WHAT TO WORK ON: Copy out the items below with "generally rectangular" switched to "roughly rectangular" and everything else left unchanged, leaving the pictures out of your answer.
___ DATA FOR THIS TASK
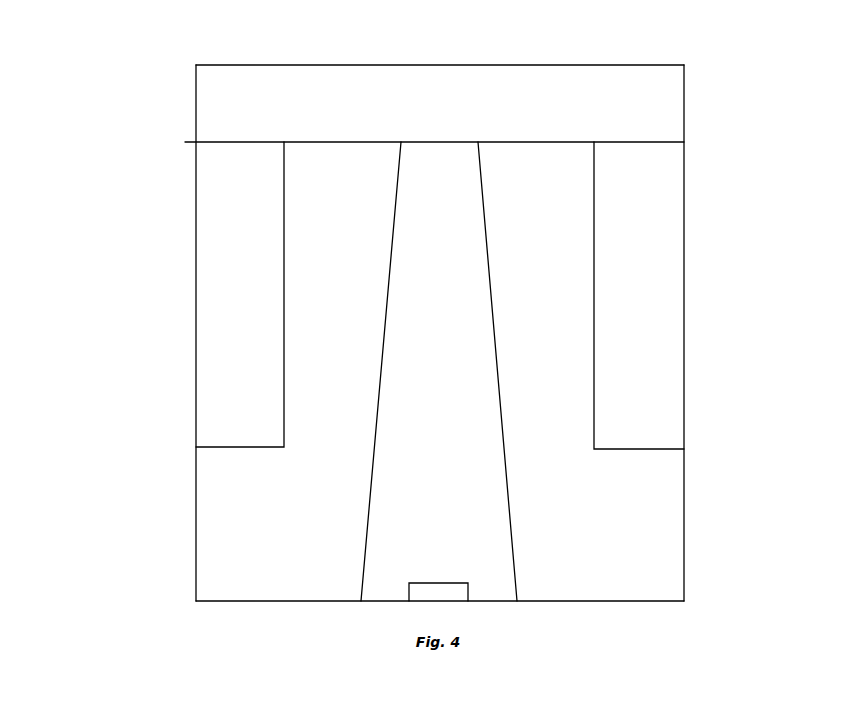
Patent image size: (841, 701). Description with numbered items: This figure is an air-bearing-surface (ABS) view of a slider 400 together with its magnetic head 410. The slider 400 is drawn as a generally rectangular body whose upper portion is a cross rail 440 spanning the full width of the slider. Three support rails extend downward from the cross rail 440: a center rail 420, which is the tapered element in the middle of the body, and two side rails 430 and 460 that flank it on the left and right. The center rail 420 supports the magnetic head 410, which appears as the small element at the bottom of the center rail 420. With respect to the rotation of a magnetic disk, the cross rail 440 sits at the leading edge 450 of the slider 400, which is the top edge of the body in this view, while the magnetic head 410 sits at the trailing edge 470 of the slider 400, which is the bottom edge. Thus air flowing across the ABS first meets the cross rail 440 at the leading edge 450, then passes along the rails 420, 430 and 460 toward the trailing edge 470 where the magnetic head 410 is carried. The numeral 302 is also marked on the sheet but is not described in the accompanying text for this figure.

The substrate 302 is at (442, 300).
The slider 400 is at (65, 555).
The magnetic head 410 is at (428, 592).
The center rail 420 is at (410, 438).
The side rail 430 is at (233, 265).
The cross rail 440 is at (235, 94).
The leading edge 450 is at (262, 64).
The side rail 460 is at (663, 287).
The trailing edge 470 is at (595, 603).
______
ANSWER:
Patent image size: (841, 701). Description with numbered items: This figure is an air-bearing-surface (ABS) view of a slider 400 together with its magnetic head 410. The slider 400 is drawn as a roughly rectangular body whose upper portion is a cross rail 440 spanning the full width of the slider. Three support rails extend downward from the cross rail 440: a center rail 420, which is the tapered element in the middle of the body, and two side rails 430 and 460 that flank it on the left and right. The center rail 420 supports the magnetic head 410, which appears as the small element at the bottom of the center rail 420. With respect to the rotation of a magnetic disk, the cross rail 440 sits at the leading edge 450 of the slider 400, which is the top edge of the body in this view, while the magnetic head 410 sits at the trailing edge 470 of the slider 400, which is the bottom edge. Thus air flowing across the ABS first meets the cross rail 440 at the leading edge 450, then passes along the rails 420, 430 and 460 toward the trailing edge 470 where the magnetic head 410 is carried. The numeral 302 is also marked on the sheet but is not described in the accompanying text for this figure.

The substrate 302 is at (442, 300).
The slider 400 is at (65, 555).
The magnetic head 410 is at (428, 592).
The center rail 420 is at (410, 438).
The side rail 430 is at (233, 265).
The cross rail 440 is at (235, 94).
The leading edge 450 is at (262, 64).
The side rail 460 is at (663, 287).
The trailing edge 470 is at (595, 603).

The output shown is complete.